**Directions for this task**
Each entry has to be copied exactly, with nothing missed.
[Start Source material]
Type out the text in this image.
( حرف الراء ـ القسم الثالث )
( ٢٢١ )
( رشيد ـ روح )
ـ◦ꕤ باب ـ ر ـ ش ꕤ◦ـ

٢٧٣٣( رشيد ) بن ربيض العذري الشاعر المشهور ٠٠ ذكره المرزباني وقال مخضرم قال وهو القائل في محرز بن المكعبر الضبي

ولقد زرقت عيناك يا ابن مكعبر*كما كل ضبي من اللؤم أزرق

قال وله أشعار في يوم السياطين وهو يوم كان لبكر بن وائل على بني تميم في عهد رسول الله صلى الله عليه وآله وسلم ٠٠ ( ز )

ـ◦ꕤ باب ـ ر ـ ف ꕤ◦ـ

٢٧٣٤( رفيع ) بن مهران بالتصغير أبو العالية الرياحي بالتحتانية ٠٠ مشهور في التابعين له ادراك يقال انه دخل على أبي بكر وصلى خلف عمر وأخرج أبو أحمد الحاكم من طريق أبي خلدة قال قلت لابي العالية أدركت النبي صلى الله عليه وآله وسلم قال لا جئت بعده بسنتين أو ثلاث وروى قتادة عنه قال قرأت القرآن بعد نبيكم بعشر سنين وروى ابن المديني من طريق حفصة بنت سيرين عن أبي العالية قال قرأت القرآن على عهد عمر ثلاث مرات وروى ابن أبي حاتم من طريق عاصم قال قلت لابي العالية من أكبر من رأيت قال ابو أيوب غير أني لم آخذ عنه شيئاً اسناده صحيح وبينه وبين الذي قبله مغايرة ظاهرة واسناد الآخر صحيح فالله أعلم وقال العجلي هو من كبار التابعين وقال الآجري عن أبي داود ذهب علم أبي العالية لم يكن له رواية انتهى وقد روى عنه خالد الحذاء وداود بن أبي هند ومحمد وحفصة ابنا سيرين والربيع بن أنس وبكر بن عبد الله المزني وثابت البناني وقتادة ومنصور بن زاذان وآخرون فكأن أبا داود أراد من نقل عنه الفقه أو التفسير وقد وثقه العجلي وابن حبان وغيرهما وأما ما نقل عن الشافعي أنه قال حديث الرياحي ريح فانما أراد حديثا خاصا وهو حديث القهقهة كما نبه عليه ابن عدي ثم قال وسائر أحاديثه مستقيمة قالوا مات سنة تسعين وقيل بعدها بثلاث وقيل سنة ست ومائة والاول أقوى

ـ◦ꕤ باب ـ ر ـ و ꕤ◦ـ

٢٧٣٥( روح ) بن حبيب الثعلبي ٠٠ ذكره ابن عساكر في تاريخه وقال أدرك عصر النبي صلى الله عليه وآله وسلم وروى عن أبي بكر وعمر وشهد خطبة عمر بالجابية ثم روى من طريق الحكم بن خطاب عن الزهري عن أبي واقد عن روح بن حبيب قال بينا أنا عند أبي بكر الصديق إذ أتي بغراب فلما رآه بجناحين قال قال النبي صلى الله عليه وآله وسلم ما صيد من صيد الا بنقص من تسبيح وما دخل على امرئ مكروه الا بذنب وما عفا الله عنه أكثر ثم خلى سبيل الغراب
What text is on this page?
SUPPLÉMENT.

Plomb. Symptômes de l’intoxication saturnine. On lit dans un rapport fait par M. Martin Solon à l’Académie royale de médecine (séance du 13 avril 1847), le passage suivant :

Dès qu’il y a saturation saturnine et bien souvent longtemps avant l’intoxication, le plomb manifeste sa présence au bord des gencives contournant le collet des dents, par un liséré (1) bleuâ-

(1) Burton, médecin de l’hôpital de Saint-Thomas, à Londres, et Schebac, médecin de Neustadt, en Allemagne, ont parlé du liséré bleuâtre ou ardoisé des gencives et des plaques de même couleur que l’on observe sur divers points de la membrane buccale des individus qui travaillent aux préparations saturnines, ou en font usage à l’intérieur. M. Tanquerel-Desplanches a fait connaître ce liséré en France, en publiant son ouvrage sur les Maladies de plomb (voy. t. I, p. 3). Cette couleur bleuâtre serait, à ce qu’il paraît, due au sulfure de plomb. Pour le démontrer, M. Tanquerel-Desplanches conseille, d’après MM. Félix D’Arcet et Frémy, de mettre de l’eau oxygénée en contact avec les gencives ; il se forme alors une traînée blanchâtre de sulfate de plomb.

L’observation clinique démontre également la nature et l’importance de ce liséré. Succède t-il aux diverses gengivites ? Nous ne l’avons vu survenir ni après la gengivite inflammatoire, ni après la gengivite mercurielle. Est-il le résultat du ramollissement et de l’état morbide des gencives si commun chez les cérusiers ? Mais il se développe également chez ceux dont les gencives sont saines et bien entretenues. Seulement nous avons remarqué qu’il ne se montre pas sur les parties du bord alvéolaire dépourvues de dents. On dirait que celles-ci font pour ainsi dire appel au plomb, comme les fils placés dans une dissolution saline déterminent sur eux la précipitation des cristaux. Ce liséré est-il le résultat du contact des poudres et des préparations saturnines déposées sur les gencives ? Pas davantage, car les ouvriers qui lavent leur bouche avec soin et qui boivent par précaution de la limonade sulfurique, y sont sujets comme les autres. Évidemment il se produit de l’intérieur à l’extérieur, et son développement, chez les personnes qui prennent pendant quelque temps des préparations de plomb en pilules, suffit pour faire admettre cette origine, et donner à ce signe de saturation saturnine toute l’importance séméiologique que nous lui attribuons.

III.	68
[End Source material]
**Result for this exercise**
Type out the text in this image.
( حرف الراء ـ القسم الثالث )
( ٢٢١ )
( رشيد ـ روح )
ـ◦ꕤ باب ـ ر ـ ش ꕤ◦ـ

٢٧٣٣( رشيد ) بن ربيض العذري الشاعر المشهور ٠٠ ذكره المرزباني وقال مخضرم قال وهو القائل في محرز بن المكعبر الضبي

ولقد زرقت عيناك يا ابن مكعبر*كما كل ضبي من اللؤم أزرق

قال وله أشعار في يوم السياطين وهو يوم كان لبكر بن وائل على بني تميم في عهد رسول الله صلى الله عليه وآله وسلم ٠٠ ( ز )

ـ◦ꕤ باب ـ ر ـ ف ꕤ◦ـ

٢٧٣٤( رفيع ) بن مهران بالتصغير أبو العالية الرياحي بالتحتانية ٠٠ مشهور في التابعين له ادراك يقال انه دخل على أبي بكر وصلى خلف عمر وأخرج أبو أحمد الحاكم من طريق أبي خلدة قال قلت لابي العالية أدركت النبي صلى الله عليه وآله وسلم قال لا جئت بعده بسنتين أو ثلاث وروى قتادة عنه قال قرأت القرآن بعد نبيكم بعشر سنين وروى ابن المديني من طريق حفصة بنت سيرين عن أبي العالية قال قرأت القرآن على عهد عمر ثلاث مرات وروى ابن أبي حاتم من طريق عاصم قال قلت لابي العالية من أكبر من رأيت قال ابو أيوب غير أني لم آخذ عنه شيئاً اسناده صحيح وبينه وبين الذي قبله مغايرة ظاهرة واسناد الآخر صحيح فالله أعلم وقال العجلي هو من كبار التابعين وقال الآجري عن أبي داود ذهب علم أبي العالية لم يكن له رواية انتهى وقد روى عنه خالد الحذاء وداود بن أبي هند ومحمد وحفصة ابنا سيرين والربيع بن أنس وبكر بن عبد الله المزني وثابت البناني وقتادة ومنصور بن زاذان وآخرون فكأن أبا داود أراد من نقل عنه الفقه أو التفسير وقد وثقه العجلي وابن حبان وغيرهما وأما ما نقل عن الشافعي أنه قال حديث الرياحي ريح فانما أراد حديثا خاصا وهو حديث القهقهة كما نبه عليه ابن عدي ثم قال وسائر أحاديثه مستقيمة قالوا مات سنة تسعين وقيل بعدها بثلاث وقيل سنة ست ومائة والاول أقوى

ـ◦ꕤ باب ـ ر ـ و ꕤ◦ـ

٢٧٣٥( روح ) بن حبيب الثعلبي ٠٠ ذكره ابن عساكر في تاريخه وقال أدرك عصر النبي صلى الله عليه وآله وسلم وروى عن أبي بكر وعمر وشهد خطبة عمر بالجابية ثم روى من طريق الحكم بن خطاب عن الزهري عن أبي واقد عن روح بن حبيب قال بينا أنا عند أبي بكر الصديق إذ أتي بغراب فلما رآه بجناحين قال قال النبي صلى الله عليه وآله وسلم ما صيد من صيد الا بنقص من تسبيح وما دخل على امرئ مكروه الا بذنب وما عفا الله عنه أكثر ثم خلى سبيل الغراب
What text is on this page?
SUPPLÉMENT.

Plomb. Symptômes de l’intoxication saturnine. On lit dans un rapport fait par M. Martin Solon à l’Académie royale de médecine (séance du 13 avril 1847), le passage suivant :

Dès qu’il y a saturation saturnine et bien souvent longtemps avant l’intoxication, le plomb manifeste sa présence au bord des gencives contournant le collet des dents, par un liséré (1) bleuâ-

(1) Burton, médecin de l’hôpital de Saint-Thomas, à Londres, et Schebac, médecin de Neustadt, en Allemagne, ont parlé du liséré bleuâtre ou ardoisé des gencives et des plaques de même couleur que l’on observe sur divers points de la membrane buccale des individus qui travaillent aux préparations saturnines, ou en font usage à l’intérieur. M. Tanquerel-Desplanches a fait connaître ce liséré en France, en publiant son ouvrage sur les Maladies de plomb (voy. t. I, p. 3). Cette couleur bleuâtre serait, à ce qu’il paraît, due au sulfure de plomb. Pour le démontrer, M. Tanquerel-Desplanches conseille, d’après MM. Félix D’Arcet et Frémy, de mettre de l’eau oxygénée en contact avec les gencives ; il se forme alors une traînée blanchâtre de sulfate de plomb.

L’observation clinique démontre également la nature et l’importance de ce liséré. Succède t-il aux diverses gengivites ? Nous ne l’avons vu survenir ni après la gengivite inflammatoire, ni après la gengivite mercurielle. Est-il le résultat du ramollissement et de l’état morbide des gencives si commun chez les cérusiers ? Mais il se développe également chez ceux dont les gencives sont saines et bien entretenues. Seulement nous avons remarqué qu’il ne se montre pas sur les parties du bord alvéolaire dépourvues de dents. On dirait que celles-ci font pour ainsi dire appel au plomb, comme les fils placés dans une dissolution saline déterminent sur eux la précipitation des cristaux. Ce liséré est-il le résultat du contact des poudres et des préparations saturnines déposées sur les gencives ? Pas davantage, car les ouvriers qui lavent leur bouche avec soin et qui boivent par précaution de la limonade sulfurique, y sont sujets comme les autres. Évidemment il se produit de l’intérieur à l’extérieur, et son développement, chez les personnes qui prennent pendant quelque temps des préparations de plomb en pilules, suffit pour faire admettre cette origine, et donner à ce signe de saturation saturnine toute l’importance séméiologique que nous lui attribuons.

III.	68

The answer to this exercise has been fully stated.